Task instructions:
Write out the records beneath this line exactly as they appear, minus any images.

Record excerpts:
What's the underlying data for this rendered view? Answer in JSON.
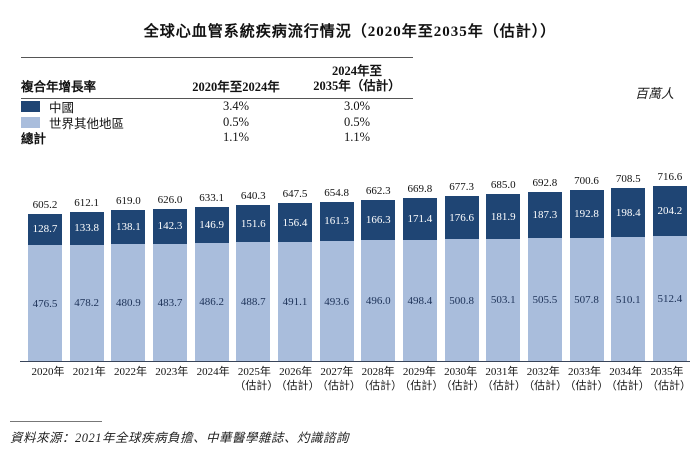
{
  "title": "全球心血管系統疾病流行情況（2020年至2035年（估計））",
  "unit_label": "百萬人",
  "colors": {
    "china_dark": "#1f4574",
    "world_light": "#a9bddc"
  },
  "cagr_table": {
    "header": {
      "col1": "複合年增長率",
      "col2": "2020年至2024年",
      "col3_line1": "2024年至",
      "col3_line2": "2035年（估計）"
    },
    "rows": [
      {
        "label": "中國",
        "swatch": "china",
        "col1": "3.4%",
        "col2": "3.0%",
        "bold": false
      },
      {
        "label": "世界其他地區",
        "swatch": "world",
        "col1": "0.5%",
        "col2": "0.5%",
        "bold": false
      },
      {
        "label": "總計",
        "swatch": "none",
        "col1": "1.1%",
        "col2": "1.1%",
        "bold": true
      }
    ]
  },
  "chart_data": {
    "type": "bar",
    "stacked": true,
    "unit": "百萬人",
    "categories": [
      "2020年",
      "2021年",
      "2022年",
      "2023年",
      "2024年",
      "2025年",
      "2026年",
      "2027年",
      "2028年",
      "2029年",
      "2030年",
      "2031年",
      "2032年",
      "2033年",
      "2034年",
      "2035年"
    ],
    "category_subs": [
      "",
      "",
      "",
      "",
      "",
      "（估計）",
      "（估計）",
      "（估計）",
      "（估計）",
      "（估計）",
      "（估計）",
      "（估計）",
      "（估計）",
      "（估計）",
      "（估計）",
      "（估計）"
    ],
    "series": [
      {
        "name": "中國",
        "color": "#1f4574",
        "values": [
          128.7,
          133.8,
          138.1,
          142.3,
          146.9,
          151.6,
          156.4,
          161.3,
          166.3,
          171.4,
          176.6,
          181.9,
          187.3,
          192.8,
          198.4,
          204.2
        ]
      },
      {
        "name": "世界其他地區",
        "color": "#a9bddc",
        "values": [
          476.5,
          478.2,
          480.9,
          483.7,
          486.2,
          488.7,
          491.1,
          493.6,
          496.0,
          498.4,
          500.8,
          503.1,
          505.5,
          507.8,
          510.1,
          512.4
        ]
      }
    ],
    "totals": [
      605.2,
      612.1,
      619.0,
      626.0,
      633.1,
      640.3,
      647.5,
      654.8,
      662.3,
      669.8,
      677.3,
      685.0,
      692.8,
      700.6,
      708.5,
      716.6
    ],
    "ylim": [
      0,
      760
    ],
    "legend_position": "table-top-left"
  },
  "source": "資料來源：2021年全球疾病負擔、中華醫學雜誌、灼識諮詢"
}
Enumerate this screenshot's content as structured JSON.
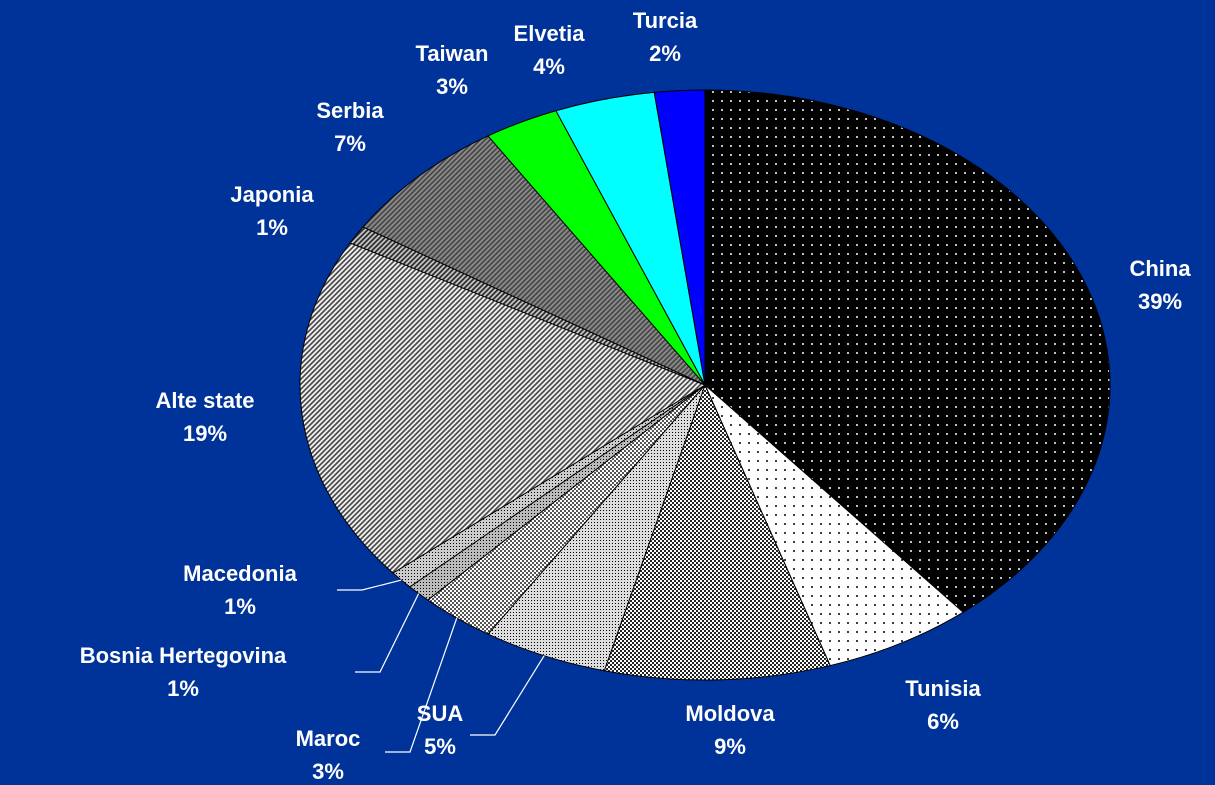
{
  "chart_data": {
    "type": "pie",
    "categories": [
      "China",
      "Tunisia",
      "Moldova",
      "SUA",
      "Maroc",
      "Bosnia Hertegovina",
      "Macedonia",
      "Alte state",
      "Japonia",
      "Serbia",
      "Taiwan",
      "Elvetia",
      "Turcia"
    ],
    "values": [
      39,
      6,
      9,
      5,
      3,
      1,
      1,
      19,
      1,
      7,
      3,
      4,
      2
    ],
    "value_labels": [
      "39%",
      "6%",
      "9%",
      "5%",
      "3%",
      "1%",
      "1%",
      "19%",
      "1%",
      "7%",
      "3%",
      "4%",
      "2%"
    ],
    "colors": [
      "#000000",
      "#ffffff",
      "#222222",
      "#dddddd",
      "#555555",
      "#bbbbbb",
      "#cccccc",
      "#eeeeee",
      "#333333",
      "#888888",
      "#00ff00",
      "#00ffff",
      "#0000ff"
    ]
  }
}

Correct response:
What's the underlying data for this rendered view? Answer in JSON.
{
  "title": "全球心血管系統疾病流行情況（2020年至2035年（估計））",
  "unit_label": "百萬人",
  "colors": {
    "china_dark": "#1f4574",
    "world_light": "#a9bddc"
  },
  "cagr_table": {
    "header": {
      "col1": "複合年增長率",
      "col2": "2020年至2024年",
      "col3_line1": "2024年至",
      "col3_line2": "2035年（估計）"
    },
    "rows": [
      {
        "label": "中國",
        "swatch": "china",
        "col1": "3.4%",
        "col2": "3.0%",
        "bold": false
      },
      {
        "label": "世界其他地區",
        "swatch": "world",
        "col1": "0.5%",
        "col2": "0.5%",
        "bold": false
      },
      {
        "label": "總計",
        "swatch": "none",
        "col1": "1.1%",
        "col2": "1.1%",
        "bold": true
      }
    ]
  },
  "chart_data": {
    "type": "bar",
    "stacked": true,
    "unit": "百萬人",
    "categories": [
      "2020年",
      "2021年",
      "2022年",
      "2023年",
      "2024年",
      "2025年",
      "2026年",
      "2027年",
      "2028年",
      "2029年",
      "2030年",
      "2031年",
      "2032年",
      "2033年",
      "2034年",
      "2035年"
    ],
    "category_subs": [
      "",
      "",
      "",
      "",
      "",
      "（估計）",
      "（估計）",
      "（估計）",
      "（估計）",
      "（估計）",
      "（估計）",
      "（估計）",
      "（估計）",
      "（估計）",
      "（估計）",
      "（估計）"
    ],
    "series": [
      {
        "name": "中國",
        "color": "#1f4574",
        "values": [
          128.7,
          133.8,
          138.1,
          142.3,
          146.9,
          151.6,
          156.4,
          161.3,
          166.3,
          171.4,
          176.6,
          181.9,
          187.3,
          192.8,
          198.4,
          204.2
        ]
      },
      {
        "name": "世界其他地區",
        "color": "#a9bddc",
        "values": [
          476.5,
          478.2,
          480.9,
          483.7,
          486.2,
          488.7,
          491.1,
          493.6,
          496.0,
          498.4,
          500.8,
          503.1,
          505.5,
          507.8,
          510.1,
          512.4
        ]
      }
    ],
    "totals": [
      605.2,
      612.1,
      619.0,
      626.0,
      633.1,
      640.3,
      647.5,
      654.8,
      662.3,
      669.8,
      677.3,
      685.0,
      692.8,
      700.6,
      708.5,
      716.6
    ],
    "ylim": [
      0,
      760
    ],
    "legend_position": "table-top-left"
  },
  "source": "資料來源：2021年全球疾病負擔、中華醫學雜誌、灼識諮詢"
}
Enumerate this screenshot's content as structured JSON.
{
  "chart_data": {
    "type": "pie",
    "categories": [
      "China",
      "Tunisia",
      "Moldova",
      "SUA",
      "Maroc",
      "Bosnia Hertegovina",
      "Macedonia",
      "Alte state",
      "Japonia",
      "Serbia",
      "Taiwan",
      "Elvetia",
      "Turcia"
    ],
    "values": [
      39,
      6,
      9,
      5,
      3,
      1,
      1,
      19,
      1,
      7,
      3,
      4,
      2
    ],
    "value_labels": [
      "39%",
      "6%",
      "9%",
      "5%",
      "3%",
      "1%",
      "1%",
      "19%",
      "1%",
      "7%",
      "3%",
      "4%",
      "2%"
    ],
    "colors": [
      "#000000",
      "#ffffff",
      "#222222",
      "#dddddd",
      "#555555",
      "#bbbbbb",
      "#cccccc",
      "#eeeeee",
      "#333333",
      "#888888",
      "#00ff00",
      "#00ffff",
      "#0000ff"
    ]
  }
}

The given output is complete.